Exercise details
Could you return every line of the material that contains the word "response"?

—————

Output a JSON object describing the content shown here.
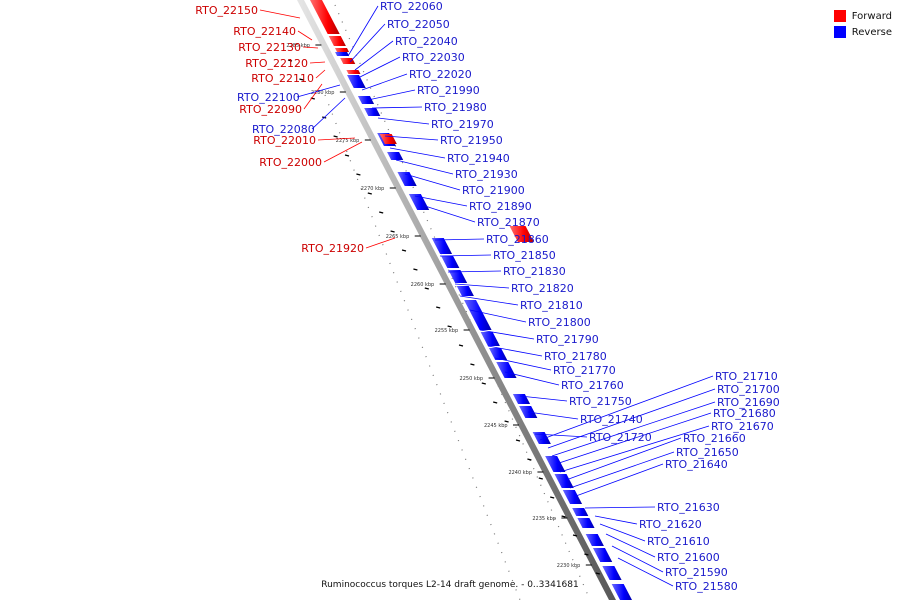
{
  "legend": {
    "forward": {
      "label": "Forward",
      "color": "#ff0000"
    },
    "reverse": {
      "label": "Reverse",
      "color": "#0000ff"
    }
  },
  "caption": "Ruminococcus torques L2-14 draft genome. - 0..3341681",
  "ticks": [
    "2285 kbp",
    "2280 kbp",
    "2275 kbp",
    "2270 kbp",
    "2265 kbp",
    "2260 kbp",
    "2255 kbp",
    "2250 kbp",
    "2245 kbp",
    "2240 kbp",
    "2235 kbp",
    "2230 kbp"
  ],
  "forward_genes": [
    "RTO_22150",
    "RTO_22140",
    "RTO_22130",
    "RTO_22120",
    "RTO_22110",
    "RTO_22090",
    "RTO_22010",
    "RTO_22000",
    "RTO_21920"
  ],
  "reverse_genes": [
    "RTO_22060",
    "RTO_22050",
    "RTO_22040",
    "RTO_22030",
    "RTO_22020",
    "RTO_22100",
    "RTO_21990",
    "RTO_22080",
    "RTO_21980",
    "RTO_21970",
    "RTO_21950",
    "RTO_21940",
    "RTO_21930",
    "RTO_21900",
    "RTO_21890",
    "RTO_21870",
    "RTO_21860",
    "RTO_21850",
    "RTO_21830",
    "RTO_21820",
    "RTO_21810",
    "RTO_21800",
    "RTO_21790",
    "RTO_21780",
    "RTO_21770",
    "RTO_21760",
    "RTO_21750",
    "RTO_21740",
    "RTO_21720",
    "RTO_21710",
    "RTO_21700",
    "RTO_21690",
    "RTO_21680",
    "RTO_21670",
    "RTO_21660",
    "RTO_21650",
    "RTO_21640",
    "RTO_21630",
    "RTO_21620",
    "RTO_21610",
    "RTO_21600",
    "RTO_21590",
    "RTO_21580"
  ]
}
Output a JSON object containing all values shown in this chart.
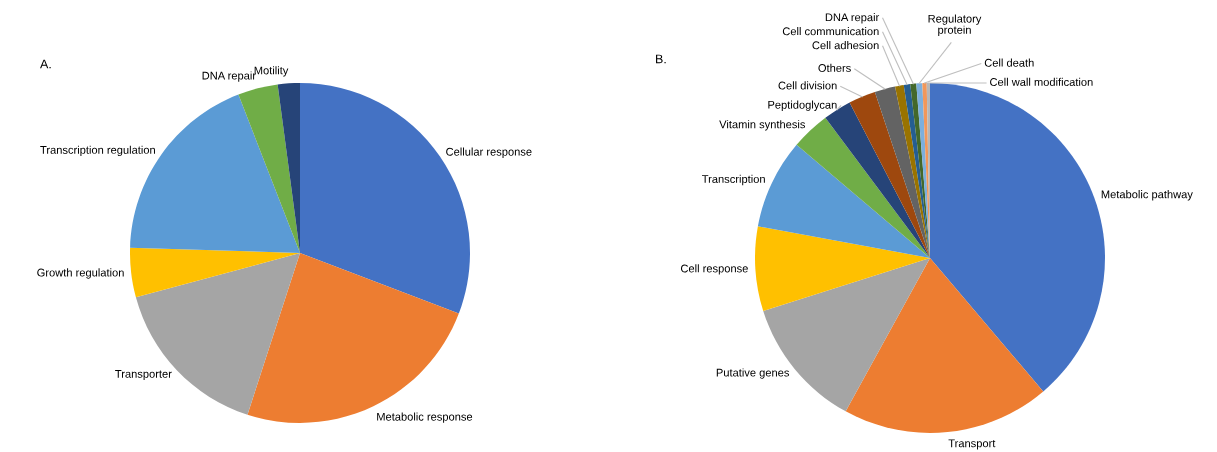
{
  "chart_data": [
    {
      "type": "pie",
      "title": "A.",
      "categories": [
        "Cellular response",
        "Metabolic response",
        "Transporter",
        "Growth regulation",
        "Transcription regulation",
        "DNA repair",
        "Motility"
      ],
      "values": [
        30.8,
        24.2,
        15.8,
        4.7,
        18.6,
        3.8,
        2.1
      ],
      "colors": [
        "#4472c4",
        "#ed7d31",
        "#a5a5a5",
        "#ffc000",
        "#5b9bd5",
        "#70ad47",
        "#264478"
      ]
    },
    {
      "type": "pie",
      "title": "B.",
      "categories": [
        "Metabolic pathway",
        "Transport",
        "Putative genes",
        "Cell response",
        "Transcription",
        "Vitamin synthesis",
        "Peptidoglycan",
        "Cell division",
        "Others",
        "Cell adhesion",
        "Cell communication",
        "DNA repair",
        "Regulatory\nprotein",
        "Cell death",
        "Cell wall modification"
      ],
      "values": [
        38.8,
        19.2,
        12.1,
        7.8,
        8.3,
        3.6,
        2.6,
        2.5,
        1.9,
        0.8,
        0.6,
        0.55,
        0.55,
        0.4,
        0.3
      ],
      "colors": [
        "#4472c4",
        "#ed7d31",
        "#a5a5a5",
        "#ffc000",
        "#5b9bd5",
        "#70ad47",
        "#264478",
        "#9e480e",
        "#636363",
        "#997300",
        "#255e91",
        "#43682b",
        "#7cafdd",
        "#f1975a",
        "#b7b7b7"
      ]
    }
  ]
}
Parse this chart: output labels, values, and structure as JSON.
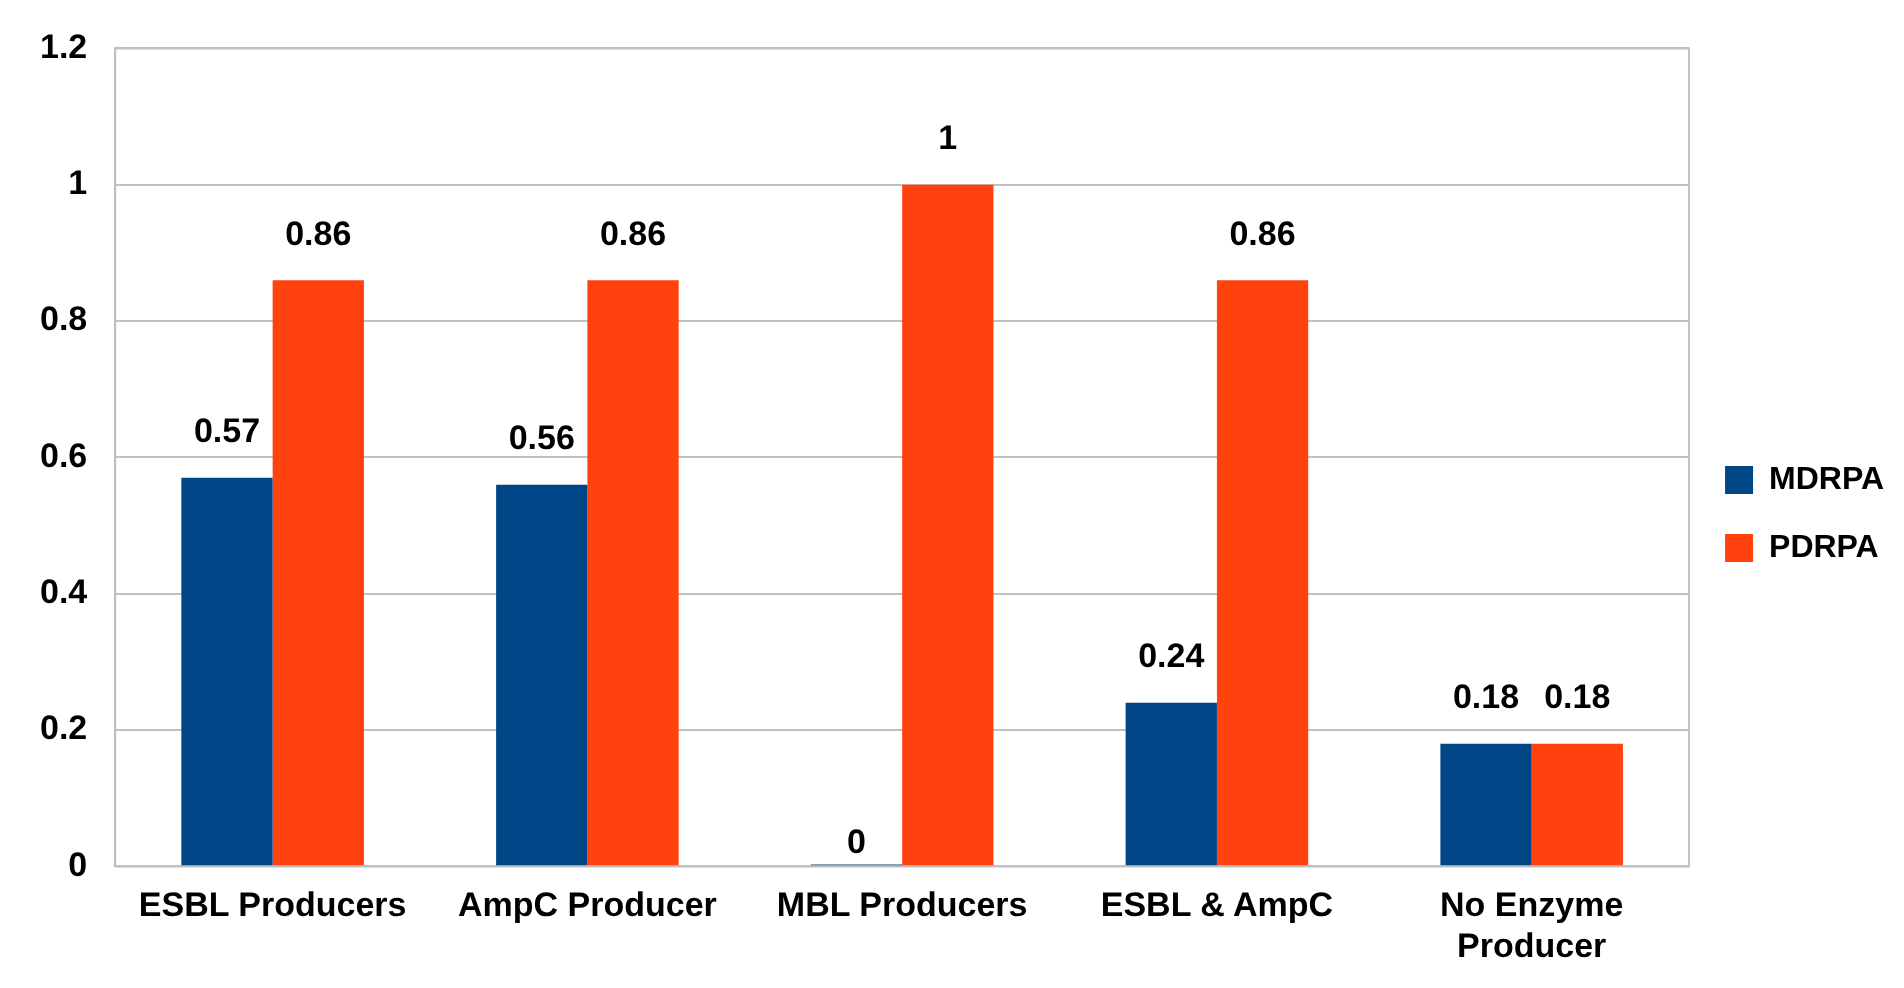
{
  "chart_data": {
    "type": "bar",
    "categories": [
      "ESBL Producers",
      "AmpC Producer",
      "MBL Producers",
      "ESBL & AmpC",
      "No Enzyme Producer"
    ],
    "series": [
      {
        "name": "MDRPA",
        "color": "#004586",
        "values": [
          0.57,
          0.56,
          0,
          0.24,
          0.18
        ]
      },
      {
        "name": "PDRPA",
        "color": "#ff420e",
        "values": [
          0.86,
          0.86,
          1,
          0.86,
          0.18
        ]
      }
    ],
    "ylim": [
      0,
      1.2
    ],
    "yticks": [
      0,
      0.2,
      0.4,
      0.6,
      0.8,
      1,
      1.2
    ],
    "grid": "y",
    "legend": "right",
    "data_labels": true
  }
}
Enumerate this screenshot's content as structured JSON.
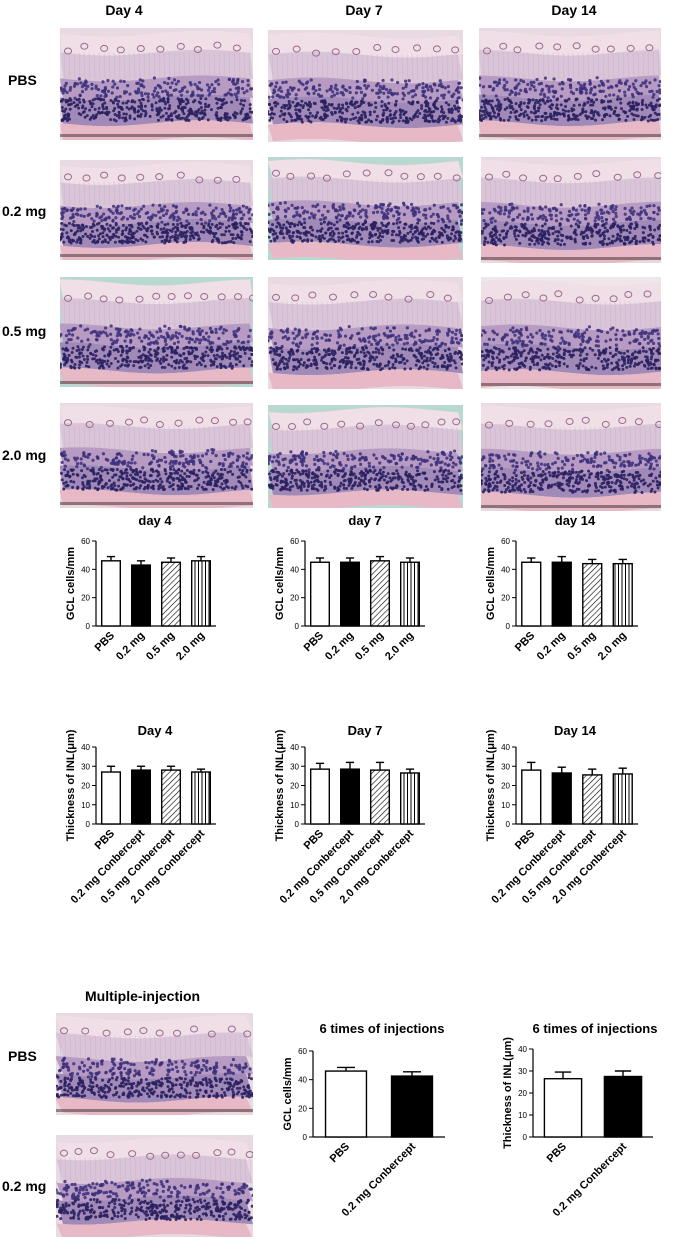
{
  "top_columns": [
    "Day 4",
    "Day 7",
    "Day 14"
  ],
  "top_rows": [
    "PBS",
    "0.2 mg",
    "0.5 mg",
    "2.0 mg"
  ],
  "multi_title": "Multiple-injection",
  "multi_rows": [
    "PBS",
    "0.2 mg"
  ],
  "colors": {
    "pink": "#e6bcc9",
    "lavender": "#c9afd0",
    "nuclei": "#3b2f7a",
    "dark_nuclei": "#2a2060",
    "teal_bg": "#b9d8d2"
  },
  "chart_data": [
    {
      "type": "bar",
      "title": "day 4",
      "ylabel": "GCL cells/mm",
      "ylim": [
        0,
        60
      ],
      "yticks": [
        0,
        20,
        40,
        60
      ],
      "categories": [
        "PBS",
        "0.2 mg",
        "0.5 mg",
        "2.0 mg"
      ],
      "values": [
        46,
        43,
        45,
        46
      ],
      "errors": [
        3,
        3,
        3,
        3
      ],
      "fills": [
        "white",
        "black",
        "diag",
        "vert"
      ]
    },
    {
      "type": "bar",
      "title": "day 7",
      "ylabel": "GCL cells/mm",
      "ylim": [
        0,
        60
      ],
      "yticks": [
        0,
        20,
        40,
        60
      ],
      "categories": [
        "PBS",
        "0.2 mg",
        "0.5 mg",
        "2.0 mg"
      ],
      "values": [
        45,
        45,
        46,
        45
      ],
      "errors": [
        3,
        3,
        3,
        3
      ],
      "fills": [
        "white",
        "black",
        "diag",
        "vert"
      ]
    },
    {
      "type": "bar",
      "title": "day 14",
      "ylabel": "GCL cells/mm",
      "ylim": [
        0,
        60
      ],
      "yticks": [
        0,
        20,
        40,
        60
      ],
      "categories": [
        "PBS",
        "0.2 mg",
        "0.5 mg",
        "2.0 mg"
      ],
      "values": [
        45,
        45,
        44,
        44
      ],
      "errors": [
        3,
        4,
        3,
        3
      ],
      "fills": [
        "white",
        "black",
        "diag",
        "vert"
      ]
    },
    {
      "type": "bar",
      "title": "Day 4",
      "ylabel": "Thickness of INL(μm)",
      "ylim": [
        0,
        40
      ],
      "yticks": [
        0,
        10,
        20,
        30,
        40
      ],
      "categories": [
        "PBS",
        "0.2 mg Conbercept",
        "0.5 mg Conbercept",
        "2.0 mg Conbercept"
      ],
      "values": [
        27,
        28,
        28,
        27
      ],
      "errors": [
        3,
        2,
        2,
        1.5
      ],
      "fills": [
        "white",
        "black",
        "diag",
        "vert"
      ]
    },
    {
      "type": "bar",
      "title": "Day 7",
      "ylabel": "Thickness of INL(μm)",
      "ylim": [
        0,
        40
      ],
      "yticks": [
        0,
        10,
        20,
        30,
        40
      ],
      "categories": [
        "PBS",
        "0.2 mg Conbercept",
        "0.5 mg Conbercept",
        "2.0 mg Conbercept"
      ],
      "values": [
        28.5,
        28.5,
        28,
        26.5
      ],
      "errors": [
        3,
        3.5,
        4,
        2
      ],
      "fills": [
        "white",
        "black",
        "diag",
        "vert"
      ]
    },
    {
      "type": "bar",
      "title": "Day 14",
      "ylabel": "Thickness of INL(μm)",
      "ylim": [
        0,
        40
      ],
      "yticks": [
        0,
        10,
        20,
        30,
        40
      ],
      "categories": [
        "PBS",
        "0.2 mg Conbercept",
        "0.5 mg Conbercept",
        "2.0 mg Conbercept"
      ],
      "values": [
        28,
        26.5,
        25.5,
        26
      ],
      "errors": [
        4,
        3,
        3,
        3
      ],
      "fills": [
        "white",
        "black",
        "diag",
        "vert"
      ]
    },
    {
      "type": "bar",
      "title": "6 times of injections",
      "ylabel": "GCL cells/mm",
      "ylim": [
        0,
        60
      ],
      "yticks": [
        0,
        20,
        40,
        60
      ],
      "categories": [
        "PBS",
        "0.2 mg Conbercept"
      ],
      "values": [
        46,
        42.5
      ],
      "errors": [
        2.5,
        3
      ],
      "fills": [
        "white",
        "black"
      ]
    },
    {
      "type": "bar",
      "title": "6 times of injections",
      "ylabel": "Thickness of INL(μm)",
      "ylim": [
        0,
        40
      ],
      "yticks": [
        0,
        10,
        20,
        30,
        40
      ],
      "categories": [
        "PBS",
        "0.2 mg Conbercept"
      ],
      "values": [
        26.5,
        27.5
      ],
      "errors": [
        3,
        2.5
      ],
      "fills": [
        "white",
        "black"
      ]
    }
  ]
}
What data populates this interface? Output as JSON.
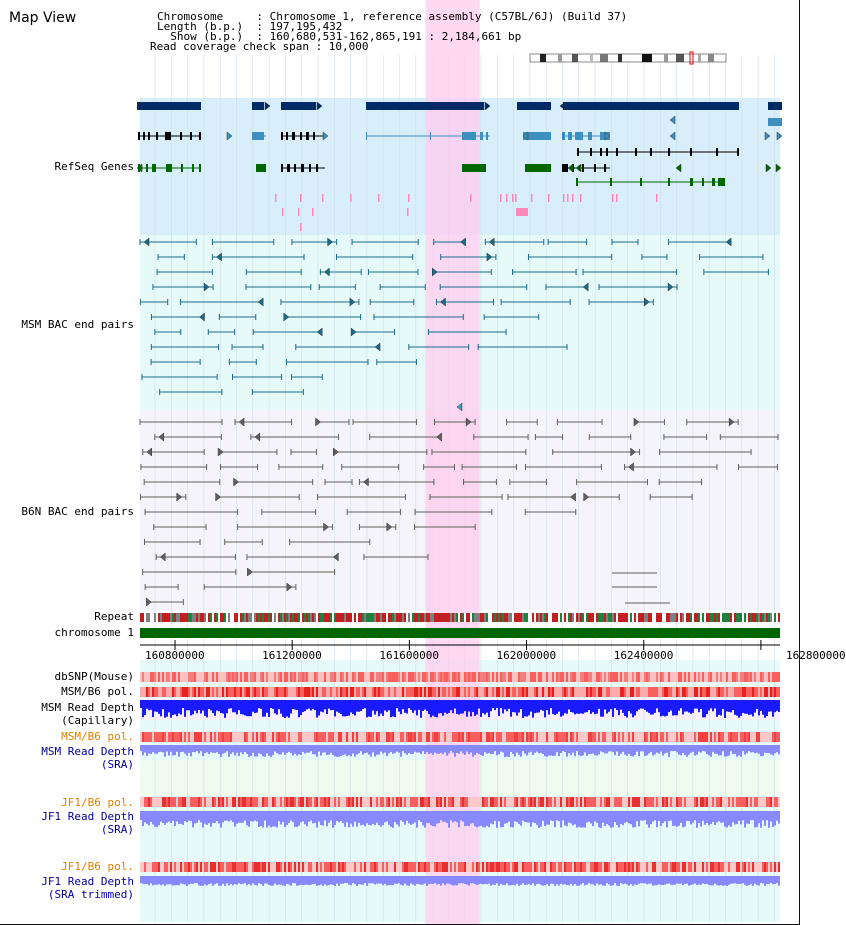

—————

Solution for this exercise
        "Cellular response",
        "Metabolic response",
        "Cell response",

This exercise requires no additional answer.